__PROBLEM REQUIREMENTS__:
All of the data should be repeated exactly; pictures are not part of the copy.

• • •

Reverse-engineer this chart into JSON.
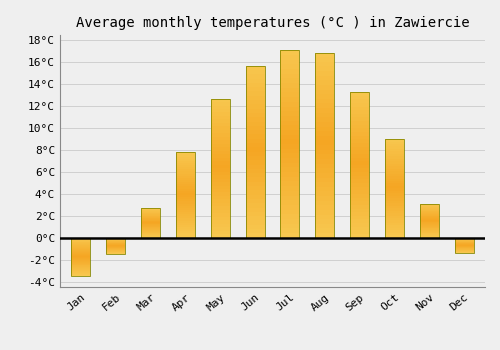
{
  "title": "Average monthly temperatures (°C ) in Zawiercie",
  "months": [
    "Jan",
    "Feb",
    "Mar",
    "Apr",
    "May",
    "Jun",
    "Jul",
    "Aug",
    "Sep",
    "Oct",
    "Nov",
    "Dec"
  ],
  "values": [
    -3.5,
    -1.5,
    2.7,
    7.8,
    12.7,
    15.7,
    17.1,
    16.9,
    13.3,
    9.0,
    3.1,
    -1.4
  ],
  "bar_color_main": "#F5A623",
  "bar_color_light": "#F8C870",
  "bar_edge_color": "#888800",
  "ylim_min": -4.5,
  "ylim_max": 18.5,
  "yticks": [
    -4,
    -2,
    0,
    2,
    4,
    6,
    8,
    10,
    12,
    14,
    16,
    18
  ],
  "background_color": "#efefef",
  "grid_color": "#d0d0d0",
  "title_fontsize": 10,
  "tick_fontsize": 8,
  "font_family": "monospace",
  "bar_width": 0.55
}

• • •

__TASK OUTPUT__:
Reverse-engineer this chart into JSON.
{
  "title": "Average monthly temperatures (°C ) in Zawiercie",
  "months": [
    "Jan",
    "Feb",
    "Mar",
    "Apr",
    "May",
    "Jun",
    "Jul",
    "Aug",
    "Sep",
    "Oct",
    "Nov",
    "Dec"
  ],
  "values": [
    -3.5,
    -1.5,
    2.7,
    7.8,
    12.7,
    15.7,
    17.1,
    16.9,
    13.3,
    9.0,
    3.1,
    -1.4
  ],
  "bar_color_main": "#F5A623",
  "bar_color_light": "#F8C870",
  "bar_edge_color": "#888800",
  "ylim_min": -4.5,
  "ylim_max": 18.5,
  "yticks": [
    -4,
    -2,
    0,
    2,
    4,
    6,
    8,
    10,
    12,
    14,
    16,
    18
  ],
  "background_color": "#efefef",
  "grid_color": "#d0d0d0",
  "title_fontsize": 10,
  "tick_fontsize": 8,
  "font_family": "monospace",
  "bar_width": 0.55
}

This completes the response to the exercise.